Given problem: Set down the material below in full, matching it exactly.

Provided data:
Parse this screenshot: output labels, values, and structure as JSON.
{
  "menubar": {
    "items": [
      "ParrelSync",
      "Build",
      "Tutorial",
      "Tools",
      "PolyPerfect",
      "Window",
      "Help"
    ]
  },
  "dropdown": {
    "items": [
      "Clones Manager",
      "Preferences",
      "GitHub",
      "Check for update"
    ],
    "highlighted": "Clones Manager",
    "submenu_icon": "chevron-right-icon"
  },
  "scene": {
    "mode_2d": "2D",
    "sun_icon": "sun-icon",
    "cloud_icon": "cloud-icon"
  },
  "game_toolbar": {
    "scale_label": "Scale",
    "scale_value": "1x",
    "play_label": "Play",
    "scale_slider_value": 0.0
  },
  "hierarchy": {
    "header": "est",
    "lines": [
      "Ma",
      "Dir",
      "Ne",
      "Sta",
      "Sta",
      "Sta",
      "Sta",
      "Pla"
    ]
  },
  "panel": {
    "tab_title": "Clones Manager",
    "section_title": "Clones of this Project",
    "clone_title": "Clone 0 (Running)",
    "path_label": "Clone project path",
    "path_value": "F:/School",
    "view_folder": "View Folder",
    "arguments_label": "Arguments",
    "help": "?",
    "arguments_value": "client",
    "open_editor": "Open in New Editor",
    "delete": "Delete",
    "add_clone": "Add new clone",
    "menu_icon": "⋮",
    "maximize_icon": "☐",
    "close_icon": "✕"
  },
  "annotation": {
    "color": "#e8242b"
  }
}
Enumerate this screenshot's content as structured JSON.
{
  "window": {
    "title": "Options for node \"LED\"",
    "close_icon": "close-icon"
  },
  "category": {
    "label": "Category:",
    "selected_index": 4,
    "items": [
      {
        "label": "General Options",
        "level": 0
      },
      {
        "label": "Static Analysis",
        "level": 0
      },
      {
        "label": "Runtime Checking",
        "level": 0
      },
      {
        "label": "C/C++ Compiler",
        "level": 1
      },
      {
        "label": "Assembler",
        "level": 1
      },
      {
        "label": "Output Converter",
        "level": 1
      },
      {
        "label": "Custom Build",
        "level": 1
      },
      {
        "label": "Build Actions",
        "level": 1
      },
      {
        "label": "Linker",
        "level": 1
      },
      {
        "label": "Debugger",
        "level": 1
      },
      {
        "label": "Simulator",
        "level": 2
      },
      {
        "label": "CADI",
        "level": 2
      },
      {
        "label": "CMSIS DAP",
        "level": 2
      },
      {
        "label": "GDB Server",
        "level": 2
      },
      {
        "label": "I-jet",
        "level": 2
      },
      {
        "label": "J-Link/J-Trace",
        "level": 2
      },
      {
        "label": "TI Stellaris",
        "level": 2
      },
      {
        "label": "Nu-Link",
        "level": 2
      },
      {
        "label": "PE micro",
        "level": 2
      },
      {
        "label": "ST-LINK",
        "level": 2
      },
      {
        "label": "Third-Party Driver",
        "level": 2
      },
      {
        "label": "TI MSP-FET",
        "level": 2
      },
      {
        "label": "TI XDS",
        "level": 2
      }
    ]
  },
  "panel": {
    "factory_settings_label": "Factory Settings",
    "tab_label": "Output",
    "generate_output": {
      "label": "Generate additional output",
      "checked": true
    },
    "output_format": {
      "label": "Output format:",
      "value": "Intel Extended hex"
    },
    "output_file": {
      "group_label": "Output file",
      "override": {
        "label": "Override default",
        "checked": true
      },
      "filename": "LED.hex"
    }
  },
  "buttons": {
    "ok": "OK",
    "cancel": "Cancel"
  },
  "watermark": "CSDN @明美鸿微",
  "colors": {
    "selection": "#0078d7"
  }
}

Exercise answer:
Parse this screenshot: output labels, values, and structure as JSON.
{
  "menubar": {
    "items": [
      "ParrelSync",
      "Build",
      "Tutorial",
      "Tools",
      "PolyPerfect",
      "Window",
      "Help"
    ]
  },
  "dropdown": {
    "items": [
      "Clones Manager",
      "Preferences",
      "GitHub",
      "Check for update"
    ],
    "highlighted": "Clones Manager",
    "submenu_icon": "chevron-right-icon"
  },
  "scene": {
    "mode_2d": "2D",
    "sun_icon": "sun-icon",
    "cloud_icon": "cloud-icon"
  },
  "game_toolbar": {
    "scale_label": "Scale",
    "scale_value": "1x",
    "play_label": "Play",
    "scale_slider_value": 0.0
  },
  "hierarchy": {
    "header": "est",
    "lines": [
      "Ma",
      "Dir",
      "Ne",
      "Sta",
      "Sta",
      "Sta",
      "Sta",
      "Pla"
    ]
  },
  "panel": {
    "tab_title": "Clones Manager",
    "section_title": "Clones of this Project",
    "clone_title": "Clone 0 (Running)",
    "path_label": "Clone project path",
    "path_value": "F:/School",
    "view_folder": "View Folder",
    "arguments_label": "Arguments",
    "help": "?",
    "arguments_value": "client",
    "open_editor": "Open in New Editor",
    "delete": "Delete",
    "add_clone": "Add new clone",
    "menu_icon": "⋮",
    "maximize_icon": "☐",
    "close_icon": "✕"
  },
  "annotation": {
    "color": "#e8242b"
  }
}
Enumerate this screenshot's content as structured JSON.
{
  "window": {
    "title": "Options for node \"LED\"",
    "close_icon": "close-icon"
  },
  "category": {
    "label": "Category:",
    "selected_index": 4,
    "items": [
      {
        "label": "General Options",
        "level": 0
      },
      {
        "label": "Static Analysis",
        "level": 0
      },
      {
        "label": "Runtime Checking",
        "level": 0
      },
      {
        "label": "C/C++ Compiler",
        "level": 1
      },
      {
        "label": "Assembler",
        "level": 1
      },
      {
        "label": "Output Converter",
        "level": 1
      },
      {
        "label": "Custom Build",
        "level": 1
      },
      {
        "label": "Build Actions",
        "level": 1
      },
      {
        "label": "Linker",
        "level": 1
      },
      {
        "label": "Debugger",
        "level": 1
      },
      {
        "label": "Simulator",
        "level": 2
      },
      {
        "label": "CADI",
        "level": 2
      },
      {
        "label": "CMSIS DAP",
        "level": 2
      },
      {
        "label": "GDB Server",
        "level": 2
      },
      {
        "label": "I-jet",
        "level": 2
      },
      {
        "label": "J-Link/J-Trace",
        "level": 2
      },
      {
        "label": "TI Stellaris",
        "level": 2
      },
      {
        "label": "Nu-Link",
        "level": 2
      },
      {
        "label": "PE micro",
        "level": 2
      },
      {
        "label": "ST-LINK",
        "level": 2
      },
      {
        "label": "Third-Party Driver",
        "level": 2
      },
      {
        "label": "TI MSP-FET",
        "level": 2
      },
      {
        "label": "TI XDS",
        "level": 2
      }
    ]
  },
  "panel": {
    "factory_settings_label": "Factory Settings",
    "tab_label": "Output",
    "generate_output": {
      "label": "Generate additional output",
      "checked": true
    },
    "output_format": {
      "label": "Output format:",
      "value": "Intel Extended hex"
    },
    "output_file": {
      "group_label": "Output file",
      "override": {
        "label": "Override default",
        "checked": true
      },
      "filename": "LED.hex"
    }
  },
  "buttons": {
    "ok": "OK",
    "cancel": "Cancel"
  },
  "watermark": "CSDN @明美鸿微",
  "colors": {
    "selection": "#0078d7"
  }
}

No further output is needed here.